▶ [STATED PROBLEM]: Return each line of the material verbatim.

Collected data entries
===

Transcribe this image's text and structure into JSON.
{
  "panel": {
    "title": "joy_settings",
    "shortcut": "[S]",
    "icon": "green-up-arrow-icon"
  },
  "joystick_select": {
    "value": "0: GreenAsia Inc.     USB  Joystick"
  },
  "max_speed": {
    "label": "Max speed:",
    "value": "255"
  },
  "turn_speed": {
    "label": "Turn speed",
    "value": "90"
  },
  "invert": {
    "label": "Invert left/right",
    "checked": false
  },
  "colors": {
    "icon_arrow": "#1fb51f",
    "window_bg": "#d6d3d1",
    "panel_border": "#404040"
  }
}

===

▶ [COMPLETE ANSWER]:
Transcribe this image's text and structure into JSON.
{
  "panel": {
    "title": "joy_settings",
    "shortcut": "[S]",
    "icon": "green-up-arrow-icon"
  },
  "joystick_select": {
    "value": "0: GreenAsia Inc.     USB  Joystick"
  },
  "max_speed": {
    "label": "Max speed:",
    "value": "255"
  },
  "turn_speed": {
    "label": "Turn speed",
    "value": "90"
  },
  "invert": {
    "label": "Invert left/right",
    "checked": false
  },
  "colors": {
    "icon_arrow": "#1fb51f",
    "window_bg": "#d6d3d1",
    "panel_border": "#404040"
  }
}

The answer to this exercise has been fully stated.